### [To do]
Leave the pictures out and print every record below exactly as it stands.

### [Information shown]
◆ ◆ ◆

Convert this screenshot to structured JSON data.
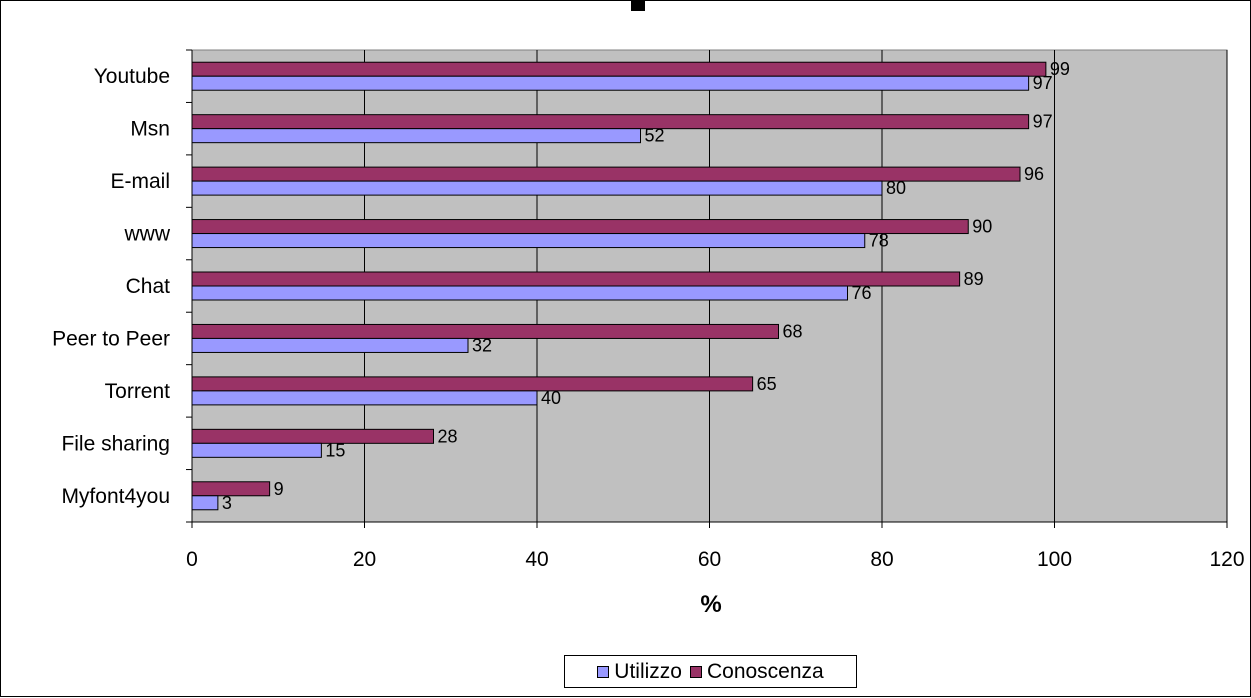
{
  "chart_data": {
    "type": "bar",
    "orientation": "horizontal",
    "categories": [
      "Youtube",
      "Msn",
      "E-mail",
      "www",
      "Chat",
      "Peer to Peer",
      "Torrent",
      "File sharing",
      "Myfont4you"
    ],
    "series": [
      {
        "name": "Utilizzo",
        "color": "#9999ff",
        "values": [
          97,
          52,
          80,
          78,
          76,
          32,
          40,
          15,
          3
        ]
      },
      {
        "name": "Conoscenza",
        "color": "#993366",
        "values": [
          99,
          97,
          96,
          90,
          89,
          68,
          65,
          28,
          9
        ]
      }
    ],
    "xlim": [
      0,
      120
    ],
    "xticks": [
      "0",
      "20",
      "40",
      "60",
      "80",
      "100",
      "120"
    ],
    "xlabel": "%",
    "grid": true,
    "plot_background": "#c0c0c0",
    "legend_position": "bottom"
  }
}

◆ ◆ ◆

### [Answer to the problem]
Convert this screenshot to structured JSON data.
{
  "chart_data": {
    "type": "bar",
    "orientation": "horizontal",
    "categories": [
      "Youtube",
      "Msn",
      "E-mail",
      "www",
      "Chat",
      "Peer to Peer",
      "Torrent",
      "File sharing",
      "Myfont4you"
    ],
    "series": [
      {
        "name": "Utilizzo",
        "color": "#9999ff",
        "values": [
          97,
          52,
          80,
          78,
          76,
          32,
          40,
          15,
          3
        ]
      },
      {
        "name": "Conoscenza",
        "color": "#993366",
        "values": [
          99,
          97,
          96,
          90,
          89,
          68,
          65,
          28,
          9
        ]
      }
    ],
    "xlim": [
      0,
      120
    ],
    "xticks": [
      "0",
      "20",
      "40",
      "60",
      "80",
      "100",
      "120"
    ],
    "xlabel": "%",
    "grid": true,
    "plot_background": "#c0c0c0",
    "legend_position": "bottom"
  }
}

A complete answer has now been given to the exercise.